(Records that describe figures)
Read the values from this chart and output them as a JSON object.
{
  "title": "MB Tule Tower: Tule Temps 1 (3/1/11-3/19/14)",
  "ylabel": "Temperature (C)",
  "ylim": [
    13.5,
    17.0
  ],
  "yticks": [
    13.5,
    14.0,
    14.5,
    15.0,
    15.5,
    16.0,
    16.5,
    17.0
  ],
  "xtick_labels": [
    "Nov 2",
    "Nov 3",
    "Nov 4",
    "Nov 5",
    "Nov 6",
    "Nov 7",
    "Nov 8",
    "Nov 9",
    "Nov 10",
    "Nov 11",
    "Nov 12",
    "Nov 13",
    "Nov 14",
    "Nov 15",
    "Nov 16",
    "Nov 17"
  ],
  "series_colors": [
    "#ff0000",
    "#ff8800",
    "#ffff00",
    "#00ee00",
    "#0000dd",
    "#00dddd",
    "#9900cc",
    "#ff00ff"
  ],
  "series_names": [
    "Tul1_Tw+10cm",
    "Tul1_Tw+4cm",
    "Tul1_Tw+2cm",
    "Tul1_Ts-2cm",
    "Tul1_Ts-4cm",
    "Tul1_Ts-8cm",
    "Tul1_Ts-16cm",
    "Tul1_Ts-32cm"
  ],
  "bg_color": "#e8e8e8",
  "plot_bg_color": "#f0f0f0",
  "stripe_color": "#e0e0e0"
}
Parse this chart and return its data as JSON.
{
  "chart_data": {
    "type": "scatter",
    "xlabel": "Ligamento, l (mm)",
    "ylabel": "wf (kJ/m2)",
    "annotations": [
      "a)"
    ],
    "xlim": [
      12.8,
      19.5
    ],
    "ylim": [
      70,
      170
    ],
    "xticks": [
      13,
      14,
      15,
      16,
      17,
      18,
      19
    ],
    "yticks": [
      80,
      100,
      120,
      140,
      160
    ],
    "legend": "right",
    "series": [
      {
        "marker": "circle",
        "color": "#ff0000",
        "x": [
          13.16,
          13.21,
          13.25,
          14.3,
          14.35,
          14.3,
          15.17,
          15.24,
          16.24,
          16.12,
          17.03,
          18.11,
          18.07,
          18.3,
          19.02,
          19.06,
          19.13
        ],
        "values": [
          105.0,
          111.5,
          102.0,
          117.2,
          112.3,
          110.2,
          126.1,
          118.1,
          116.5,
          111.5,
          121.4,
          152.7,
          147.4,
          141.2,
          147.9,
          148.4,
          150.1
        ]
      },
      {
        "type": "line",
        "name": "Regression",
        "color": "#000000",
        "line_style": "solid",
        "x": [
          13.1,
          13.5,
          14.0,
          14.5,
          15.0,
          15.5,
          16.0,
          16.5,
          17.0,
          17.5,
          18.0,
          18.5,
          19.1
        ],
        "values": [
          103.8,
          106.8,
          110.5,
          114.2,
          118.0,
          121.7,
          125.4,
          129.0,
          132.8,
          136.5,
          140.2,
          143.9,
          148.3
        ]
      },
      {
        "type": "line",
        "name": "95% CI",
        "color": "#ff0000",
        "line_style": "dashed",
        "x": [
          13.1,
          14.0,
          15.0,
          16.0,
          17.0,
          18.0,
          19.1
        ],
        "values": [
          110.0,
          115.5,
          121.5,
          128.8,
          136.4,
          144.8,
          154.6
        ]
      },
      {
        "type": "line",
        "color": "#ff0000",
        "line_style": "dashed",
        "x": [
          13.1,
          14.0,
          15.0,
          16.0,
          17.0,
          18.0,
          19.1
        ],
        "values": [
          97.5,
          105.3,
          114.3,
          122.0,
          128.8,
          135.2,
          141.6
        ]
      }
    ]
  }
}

— GIVEN INSTRUCTION —
Write every record out again, unaltered.

— SOLUTION —
Read the values from this chart and output them as a JSON object.
{
  "title": "MB Tule Tower: Tule Temps 1 (3/1/11-3/19/14)",
  "ylabel": "Temperature (C)",
  "ylim": [
    13.5,
    17.0
  ],
  "yticks": [
    13.5,
    14.0,
    14.5,
    15.0,
    15.5,
    16.0,
    16.5,
    17.0
  ],
  "xtick_labels": [
    "Nov 2",
    "Nov 3",
    "Nov 4",
    "Nov 5",
    "Nov 6",
    "Nov 7",
    "Nov 8",
    "Nov 9",
    "Nov 10",
    "Nov 11",
    "Nov 12",
    "Nov 13",
    "Nov 14",
    "Nov 15",
    "Nov 16",
    "Nov 17"
  ],
  "series_colors": [
    "#ff0000",
    "#ff8800",
    "#ffff00",
    "#00ee00",
    "#0000dd",
    "#00dddd",
    "#9900cc",
    "#ff00ff"
  ],
  "series_names": [
    "Tul1_Tw+10cm",
    "Tul1_Tw+4cm",
    "Tul1_Tw+2cm",
    "Tul1_Ts-2cm",
    "Tul1_Ts-4cm",
    "Tul1_Ts-8cm",
    "Tul1_Ts-16cm",
    "Tul1_Ts-32cm"
  ],
  "bg_color": "#e8e8e8",
  "plot_bg_color": "#f0f0f0",
  "stripe_color": "#e0e0e0"
}
Parse this chart and return its data as JSON.
{
  "chart_data": {
    "type": "scatter",
    "xlabel": "Ligamento, l (mm)",
    "ylabel": "wf (kJ/m2)",
    "annotations": [
      "a)"
    ],
    "xlim": [
      12.8,
      19.5
    ],
    "ylim": [
      70,
      170
    ],
    "xticks": [
      13,
      14,
      15,
      16,
      17,
      18,
      19
    ],
    "yticks": [
      80,
      100,
      120,
      140,
      160
    ],
    "legend": "right",
    "series": [
      {
        "marker": "circle",
        "color": "#ff0000",
        "x": [
          13.16,
          13.21,
          13.25,
          14.3,
          14.35,
          14.3,
          15.17,
          15.24,
          16.24,
          16.12,
          17.03,
          18.11,
          18.07,
          18.3,
          19.02,
          19.06,
          19.13
        ],
        "values": [
          105.0,
          111.5,
          102.0,
          117.2,
          112.3,
          110.2,
          126.1,
          118.1,
          116.5,
          111.5,
          121.4,
          152.7,
          147.4,
          141.2,
          147.9,
          148.4,
          150.1
        ]
      },
      {
        "type": "line",
        "name": "Regression",
        "color": "#000000",
        "line_style": "solid",
        "x": [
          13.1,
          13.5,
          14.0,
          14.5,
          15.0,
          15.5,
          16.0,
          16.5,
          17.0,
          17.5,
          18.0,
          18.5,
          19.1
        ],
        "values": [
          103.8,
          106.8,
          110.5,
          114.2,
          118.0,
          121.7,
          125.4,
          129.0,
          132.8,
          136.5,
          140.2,
          143.9,
          148.3
        ]
      },
      {
        "type": "line",
        "name": "95% CI",
        "color": "#ff0000",
        "line_style": "dashed",
        "x": [
          13.1,
          14.0,
          15.0,
          16.0,
          17.0,
          18.0,
          19.1
        ],
        "values": [
          110.0,
          115.5,
          121.5,
          128.8,
          136.4,
          144.8,
          154.6
        ]
      },
      {
        "type": "line",
        "color": "#ff0000",
        "line_style": "dashed",
        "x": [
          13.1,
          14.0,
          15.0,
          16.0,
          17.0,
          18.0,
          19.1
        ],
        "values": [
          97.5,
          105.3,
          114.3,
          122.0,
          128.8,
          135.2,
          141.6
        ]
      }
    ]
  }
}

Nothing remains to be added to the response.